Quote the whole listing exactly. Leave the pictures out of your copy.
===== Data entries =====
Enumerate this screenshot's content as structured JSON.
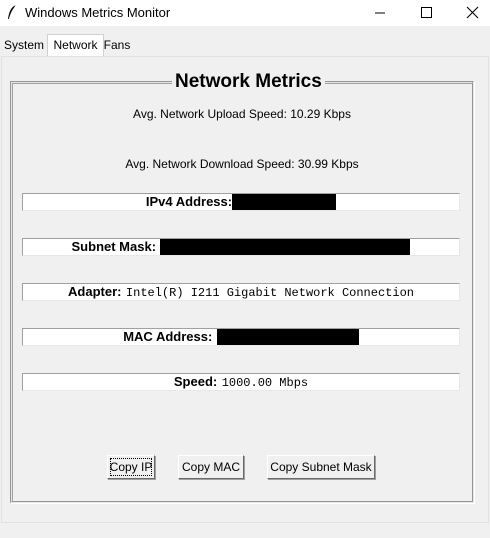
{
  "window": {
    "title": "Windows Metrics Monitor",
    "icon": "feather-icon",
    "controls": [
      "minimize-icon",
      "maximize-icon",
      "close-icon"
    ]
  },
  "tabs": [
    {
      "label": "System",
      "active": false
    },
    {
      "label": "Network",
      "active": true
    },
    {
      "label": "Fans",
      "active": false
    }
  ],
  "network": {
    "group_title": "Network Metrics",
    "upload": "Avg. Network Upload Speed: 10.29 Kbps",
    "download": "Avg. Network Download Speed: 30.99 Kbps",
    "ipv4": {
      "label": "IPv4 Address:",
      "value_redacted": true
    },
    "subnet": {
      "label": "Subnet Mask:",
      "value_redacted": true
    },
    "adapter": {
      "label": "Adapter:",
      "value": "Intel(R) I211 Gigabit Network Connection"
    },
    "mac": {
      "label": "MAC Address:",
      "value_redacted": true
    },
    "speed": {
      "label": "Speed:",
      "value": "1000.00 Mbps"
    }
  },
  "buttons": {
    "copy_ip": "Copy IP",
    "copy_mac": "Copy MAC",
    "copy_subnet": "Copy Subnet Mask"
  }
}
=====
Written answer:
Enumerate this screenshot's content as structured JSON.
{
  "window": {
    "title": "Windows Metrics Monitor",
    "icon": "feather-icon",
    "controls": [
      "minimize-icon",
      "maximize-icon",
      "close-icon"
    ]
  },
  "tabs": [
    {
      "label": "System",
      "active": false
    },
    {
      "label": "Network",
      "active": true
    },
    {
      "label": "Fans",
      "active": false
    }
  ],
  "network": {
    "group_title": "Network Metrics",
    "upload": "Avg. Network Upload Speed: 10.29 Kbps",
    "download": "Avg. Network Download Speed: 30.99 Kbps",
    "ipv4": {
      "label": "IPv4 Address:",
      "value_redacted": true
    },
    "subnet": {
      "label": "Subnet Mask:",
      "value_redacted": true
    },
    "adapter": {
      "label": "Adapter:",
      "value": "Intel(R) I211 Gigabit Network Connection"
    },
    "mac": {
      "label": "MAC Address:",
      "value_redacted": true
    },
    "speed": {
      "label": "Speed:",
      "value": "1000.00 Mbps"
    }
  },
  "buttons": {
    "copy_ip": "Copy IP",
    "copy_mac": "Copy MAC",
    "copy_subnet": "Copy Subnet Mask"
  }
}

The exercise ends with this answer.